| Instructions to follow |
Below is a listing. Gather each line of it that contains "zoom".

| Data records |
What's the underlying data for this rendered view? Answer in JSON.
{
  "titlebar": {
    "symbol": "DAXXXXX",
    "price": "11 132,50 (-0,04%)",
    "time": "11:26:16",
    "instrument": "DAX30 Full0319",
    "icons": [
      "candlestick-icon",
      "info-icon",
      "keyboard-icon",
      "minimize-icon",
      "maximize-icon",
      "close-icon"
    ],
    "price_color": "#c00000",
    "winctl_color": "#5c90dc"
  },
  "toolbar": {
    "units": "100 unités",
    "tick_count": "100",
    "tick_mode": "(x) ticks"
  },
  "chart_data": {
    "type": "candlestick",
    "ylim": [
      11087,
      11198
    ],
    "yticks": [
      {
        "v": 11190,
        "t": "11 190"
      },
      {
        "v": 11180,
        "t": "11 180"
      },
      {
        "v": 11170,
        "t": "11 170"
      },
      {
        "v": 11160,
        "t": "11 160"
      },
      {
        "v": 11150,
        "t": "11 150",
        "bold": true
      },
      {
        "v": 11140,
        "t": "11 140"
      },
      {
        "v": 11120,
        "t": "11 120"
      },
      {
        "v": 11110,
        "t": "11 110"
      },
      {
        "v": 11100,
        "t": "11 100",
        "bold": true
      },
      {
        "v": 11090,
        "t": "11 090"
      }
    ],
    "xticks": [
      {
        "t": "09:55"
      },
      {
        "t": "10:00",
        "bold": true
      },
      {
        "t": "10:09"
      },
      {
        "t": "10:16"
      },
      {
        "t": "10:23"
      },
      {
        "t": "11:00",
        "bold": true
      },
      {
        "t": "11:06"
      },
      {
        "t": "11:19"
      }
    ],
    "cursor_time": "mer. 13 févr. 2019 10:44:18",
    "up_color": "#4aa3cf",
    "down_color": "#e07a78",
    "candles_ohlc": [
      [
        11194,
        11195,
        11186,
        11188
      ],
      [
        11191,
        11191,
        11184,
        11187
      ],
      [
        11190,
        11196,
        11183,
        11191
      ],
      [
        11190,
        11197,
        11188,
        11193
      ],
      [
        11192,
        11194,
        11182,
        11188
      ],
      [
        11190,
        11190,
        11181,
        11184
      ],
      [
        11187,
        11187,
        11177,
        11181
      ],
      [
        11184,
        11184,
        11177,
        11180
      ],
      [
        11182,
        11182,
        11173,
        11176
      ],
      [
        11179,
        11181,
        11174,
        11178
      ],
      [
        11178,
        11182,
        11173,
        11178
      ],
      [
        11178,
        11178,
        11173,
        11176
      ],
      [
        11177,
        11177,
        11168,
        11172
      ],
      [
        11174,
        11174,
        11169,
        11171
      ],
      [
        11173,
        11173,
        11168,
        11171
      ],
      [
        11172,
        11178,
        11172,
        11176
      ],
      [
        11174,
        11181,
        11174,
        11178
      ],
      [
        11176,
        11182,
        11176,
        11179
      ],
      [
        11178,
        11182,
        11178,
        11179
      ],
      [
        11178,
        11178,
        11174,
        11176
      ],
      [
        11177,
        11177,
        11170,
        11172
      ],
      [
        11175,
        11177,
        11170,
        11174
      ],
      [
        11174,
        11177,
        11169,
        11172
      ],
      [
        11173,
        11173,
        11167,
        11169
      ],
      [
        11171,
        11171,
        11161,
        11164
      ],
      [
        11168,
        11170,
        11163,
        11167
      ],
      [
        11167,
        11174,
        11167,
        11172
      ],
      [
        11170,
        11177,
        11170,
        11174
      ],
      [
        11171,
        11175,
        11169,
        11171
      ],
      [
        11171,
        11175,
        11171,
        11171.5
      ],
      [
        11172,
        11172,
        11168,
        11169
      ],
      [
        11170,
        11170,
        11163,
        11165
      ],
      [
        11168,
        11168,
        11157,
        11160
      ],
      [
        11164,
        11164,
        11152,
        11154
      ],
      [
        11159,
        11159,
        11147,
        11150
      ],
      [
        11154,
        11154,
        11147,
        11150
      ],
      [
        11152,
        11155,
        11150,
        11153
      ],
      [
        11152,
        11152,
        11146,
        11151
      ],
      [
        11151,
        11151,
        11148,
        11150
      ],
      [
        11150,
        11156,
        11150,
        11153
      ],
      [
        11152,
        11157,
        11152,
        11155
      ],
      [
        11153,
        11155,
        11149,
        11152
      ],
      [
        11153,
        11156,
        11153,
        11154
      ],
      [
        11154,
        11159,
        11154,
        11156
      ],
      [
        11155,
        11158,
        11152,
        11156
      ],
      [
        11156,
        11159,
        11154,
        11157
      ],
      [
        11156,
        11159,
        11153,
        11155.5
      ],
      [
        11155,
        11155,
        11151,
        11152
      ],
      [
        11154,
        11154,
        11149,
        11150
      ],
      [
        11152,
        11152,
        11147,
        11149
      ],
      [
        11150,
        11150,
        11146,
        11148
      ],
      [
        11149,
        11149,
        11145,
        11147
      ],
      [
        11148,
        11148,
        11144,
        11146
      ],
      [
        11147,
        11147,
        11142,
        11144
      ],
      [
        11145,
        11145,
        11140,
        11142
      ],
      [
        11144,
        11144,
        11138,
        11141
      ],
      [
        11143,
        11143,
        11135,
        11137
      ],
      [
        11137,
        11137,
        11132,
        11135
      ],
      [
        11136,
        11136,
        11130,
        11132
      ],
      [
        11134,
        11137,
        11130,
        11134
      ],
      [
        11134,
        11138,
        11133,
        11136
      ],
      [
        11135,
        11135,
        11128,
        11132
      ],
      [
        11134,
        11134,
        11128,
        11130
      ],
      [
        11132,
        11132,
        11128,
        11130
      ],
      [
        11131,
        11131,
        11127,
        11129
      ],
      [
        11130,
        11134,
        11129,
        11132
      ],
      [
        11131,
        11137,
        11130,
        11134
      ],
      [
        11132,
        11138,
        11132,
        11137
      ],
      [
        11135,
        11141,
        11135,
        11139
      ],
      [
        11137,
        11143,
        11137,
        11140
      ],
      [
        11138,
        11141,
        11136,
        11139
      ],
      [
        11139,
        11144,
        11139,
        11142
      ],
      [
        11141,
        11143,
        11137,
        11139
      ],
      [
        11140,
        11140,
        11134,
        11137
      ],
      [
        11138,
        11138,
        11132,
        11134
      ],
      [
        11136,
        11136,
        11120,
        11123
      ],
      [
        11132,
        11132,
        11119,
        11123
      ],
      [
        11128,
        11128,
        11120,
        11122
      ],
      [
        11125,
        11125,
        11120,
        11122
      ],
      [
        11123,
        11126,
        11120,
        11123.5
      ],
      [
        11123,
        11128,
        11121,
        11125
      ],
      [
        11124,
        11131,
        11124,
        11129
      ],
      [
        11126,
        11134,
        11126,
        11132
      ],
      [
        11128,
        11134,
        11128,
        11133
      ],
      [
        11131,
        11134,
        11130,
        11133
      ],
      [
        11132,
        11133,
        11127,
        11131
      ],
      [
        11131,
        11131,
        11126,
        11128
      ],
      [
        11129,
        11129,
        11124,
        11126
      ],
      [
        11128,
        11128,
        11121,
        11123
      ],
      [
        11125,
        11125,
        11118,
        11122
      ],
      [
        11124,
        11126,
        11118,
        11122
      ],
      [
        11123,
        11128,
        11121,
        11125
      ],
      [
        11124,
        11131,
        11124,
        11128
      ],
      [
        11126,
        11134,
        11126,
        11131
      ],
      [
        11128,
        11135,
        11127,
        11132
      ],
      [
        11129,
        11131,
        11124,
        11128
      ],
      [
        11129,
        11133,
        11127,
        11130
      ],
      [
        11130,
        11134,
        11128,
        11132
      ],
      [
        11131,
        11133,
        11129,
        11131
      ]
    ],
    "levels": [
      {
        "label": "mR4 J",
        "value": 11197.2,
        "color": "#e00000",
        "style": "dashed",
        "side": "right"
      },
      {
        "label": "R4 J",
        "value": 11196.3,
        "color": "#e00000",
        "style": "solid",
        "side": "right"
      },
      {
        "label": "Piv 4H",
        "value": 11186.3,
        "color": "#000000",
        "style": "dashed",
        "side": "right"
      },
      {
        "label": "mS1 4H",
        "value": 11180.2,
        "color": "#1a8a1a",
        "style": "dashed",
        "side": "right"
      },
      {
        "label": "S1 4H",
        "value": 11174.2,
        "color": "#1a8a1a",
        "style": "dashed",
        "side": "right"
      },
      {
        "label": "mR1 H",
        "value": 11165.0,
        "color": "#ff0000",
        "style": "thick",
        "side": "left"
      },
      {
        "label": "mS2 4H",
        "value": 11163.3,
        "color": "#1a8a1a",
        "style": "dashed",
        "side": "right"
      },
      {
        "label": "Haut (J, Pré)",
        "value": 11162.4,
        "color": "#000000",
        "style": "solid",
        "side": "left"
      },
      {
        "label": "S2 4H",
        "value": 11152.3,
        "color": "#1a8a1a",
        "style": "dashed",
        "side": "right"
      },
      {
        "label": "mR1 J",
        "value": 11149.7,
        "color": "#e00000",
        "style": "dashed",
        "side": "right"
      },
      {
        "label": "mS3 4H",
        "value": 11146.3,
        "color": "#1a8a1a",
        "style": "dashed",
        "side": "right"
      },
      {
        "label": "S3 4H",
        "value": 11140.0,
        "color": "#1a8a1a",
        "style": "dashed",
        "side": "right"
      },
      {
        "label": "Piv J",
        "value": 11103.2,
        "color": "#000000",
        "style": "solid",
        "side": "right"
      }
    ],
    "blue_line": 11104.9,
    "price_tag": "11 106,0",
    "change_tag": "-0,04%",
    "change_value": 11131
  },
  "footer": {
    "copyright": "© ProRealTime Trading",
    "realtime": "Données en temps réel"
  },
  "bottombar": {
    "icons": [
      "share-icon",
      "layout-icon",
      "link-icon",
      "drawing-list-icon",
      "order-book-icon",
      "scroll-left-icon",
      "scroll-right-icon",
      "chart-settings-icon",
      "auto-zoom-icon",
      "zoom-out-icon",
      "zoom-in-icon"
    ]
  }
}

| Response for this exercise |
      "auto-zoom-icon",
      "zoom-out-icon",
      "zoom-in-icon"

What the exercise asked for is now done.